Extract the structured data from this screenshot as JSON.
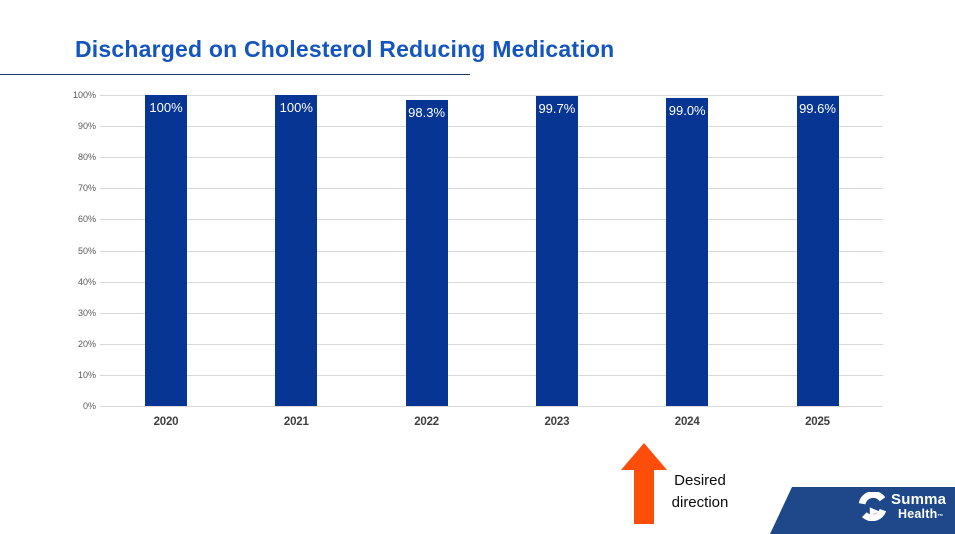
{
  "slide_title": "Discharged on Cholesterol Reducing Medication",
  "chart_data": {
    "type": "bar",
    "title": "Discharged on Cholesterol Reducing Medication",
    "categories": [
      "2020",
      "2021",
      "2022",
      "2023",
      "2024",
      "2025"
    ],
    "values": [
      100,
      100,
      98.3,
      99.7,
      99.0,
      99.6
    ],
    "bar_labels": [
      "100%",
      "100%",
      "98.3%",
      "99.7%",
      "99.0%",
      "99.6%"
    ],
    "y_ticks": [
      "100%",
      "90%",
      "80%",
      "70%",
      "60%",
      "50%",
      "40%",
      "30%",
      "20%",
      "10%",
      "0%"
    ],
    "ylim": [
      0,
      100
    ],
    "grid": true,
    "legend_position": "none",
    "bar_color": "#073594",
    "value_label_color": "#FFFFFF"
  },
  "annotation": {
    "arrow_icon": "up-arrow",
    "arrow_color": "#FC4E0A",
    "text_line1": "Desired",
    "text_line2": "direction"
  },
  "logo": {
    "line1": "Summa",
    "line2": "Health",
    "trademark": "™"
  },
  "colors": {
    "title": "#1455BE",
    "underline": "#1F3864",
    "bar": "#073594",
    "grid": "#D9D9D9",
    "tick": "#595959",
    "year": "#404040",
    "arrow": "#FC4E0A",
    "band": "#1E488A",
    "value-label": "#FFFFFF"
  }
}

▸ Task to carry out: Return every line from the records above that holds the word "Discharged".

▸ Final answer:
  "slide_title": "Discharged on Cholesterol Reducing Medication",
    "title": "Discharged on Cholesterol Reducing Medication",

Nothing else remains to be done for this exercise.